Directions –
Locate the lines that hold the string "title". Copy every such line.

%%

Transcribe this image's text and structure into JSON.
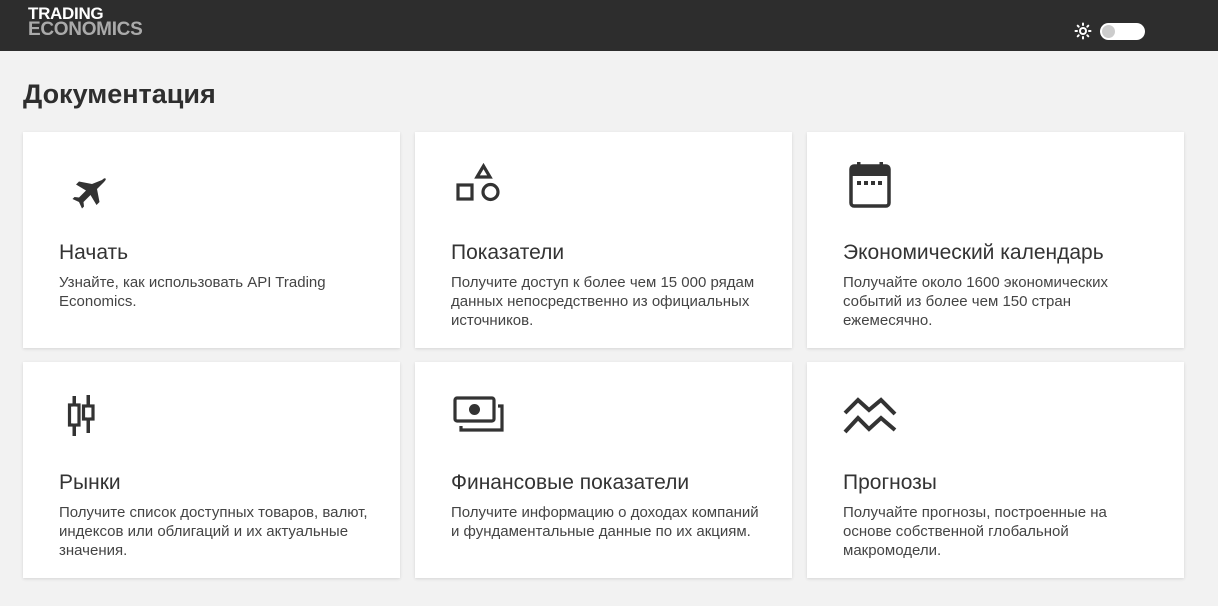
{
  "header": {
    "logo_line1": "TRADING",
    "logo_line2": "ECONOMICS",
    "theme_icon": "sun-icon",
    "background": "#2d2d2d"
  },
  "page": {
    "title": "Документация"
  },
  "cards": [
    {
      "icon": "airplane-icon",
      "title": "Начать",
      "description": "Узнайте, как использовать API Trading Economics."
    },
    {
      "icon": "shapes-icon",
      "title": "Показатели",
      "description": "Получите доступ к более чем 15 000 рядам данных непосредственно из официальных источников."
    },
    {
      "icon": "calendar-icon",
      "title": "Экономический календарь",
      "description": "Получайте около 1600 экономических событий из более чем 150 стран ежемесячно."
    },
    {
      "icon": "candlestick-icon",
      "title": "Рынки",
      "description": "Получите список доступных товаров, валют, индексов или облигаций и их актуальные значения."
    },
    {
      "icon": "money-icon",
      "title": "Финансовые показатели",
      "description": "Получите информацию о доходах компаний и фундаментальные данные по их акциям."
    },
    {
      "icon": "forecast-icon",
      "title": "Прогнозы",
      "description": "Получайте прогнозы, построенные на основе собственной глобальной макромодели."
    }
  ]
}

%%

Expected output –
    "title": "Документация"
      "title": "Начать",
      "title": "Показатели",
      "title": "Экономический календарь",
      "title": "Рынки",
      "title": "Финансовые показатели",
      "title": "Прогнозы",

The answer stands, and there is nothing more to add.